Look for the string "analysis" and copy every line that has it.

## begin

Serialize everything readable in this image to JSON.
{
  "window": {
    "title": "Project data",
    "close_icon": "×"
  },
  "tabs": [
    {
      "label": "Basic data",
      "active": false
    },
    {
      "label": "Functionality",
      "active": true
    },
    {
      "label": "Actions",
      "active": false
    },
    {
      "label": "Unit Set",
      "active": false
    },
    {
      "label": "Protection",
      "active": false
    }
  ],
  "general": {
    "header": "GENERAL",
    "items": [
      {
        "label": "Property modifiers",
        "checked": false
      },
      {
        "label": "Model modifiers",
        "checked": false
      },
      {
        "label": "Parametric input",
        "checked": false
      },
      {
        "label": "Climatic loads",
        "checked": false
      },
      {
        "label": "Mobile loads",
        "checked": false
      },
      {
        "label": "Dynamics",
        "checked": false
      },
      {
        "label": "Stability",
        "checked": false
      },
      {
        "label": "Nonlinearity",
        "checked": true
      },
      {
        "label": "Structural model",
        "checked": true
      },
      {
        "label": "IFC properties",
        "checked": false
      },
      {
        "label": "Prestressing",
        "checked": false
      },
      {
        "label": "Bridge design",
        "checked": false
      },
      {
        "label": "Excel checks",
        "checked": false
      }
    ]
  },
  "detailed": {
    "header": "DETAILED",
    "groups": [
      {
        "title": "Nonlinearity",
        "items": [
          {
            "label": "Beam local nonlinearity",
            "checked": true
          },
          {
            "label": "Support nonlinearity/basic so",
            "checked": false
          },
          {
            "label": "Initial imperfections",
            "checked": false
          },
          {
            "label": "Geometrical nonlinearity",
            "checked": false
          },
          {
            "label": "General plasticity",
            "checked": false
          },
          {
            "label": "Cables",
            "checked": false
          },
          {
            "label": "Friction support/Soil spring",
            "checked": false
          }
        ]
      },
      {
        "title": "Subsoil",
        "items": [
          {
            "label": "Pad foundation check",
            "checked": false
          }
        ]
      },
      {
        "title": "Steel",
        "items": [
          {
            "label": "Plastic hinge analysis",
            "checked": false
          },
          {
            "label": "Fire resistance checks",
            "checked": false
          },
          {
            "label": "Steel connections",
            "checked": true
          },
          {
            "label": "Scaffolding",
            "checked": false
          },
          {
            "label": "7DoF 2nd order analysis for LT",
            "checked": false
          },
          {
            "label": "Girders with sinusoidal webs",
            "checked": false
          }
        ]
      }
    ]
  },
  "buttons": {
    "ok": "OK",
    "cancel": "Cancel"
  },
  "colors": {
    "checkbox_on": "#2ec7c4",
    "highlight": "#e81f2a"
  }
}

## end

Finished answer
            "label": "Plastic hinge analysis",
            "label": "7DoF 2nd order analysis for LT",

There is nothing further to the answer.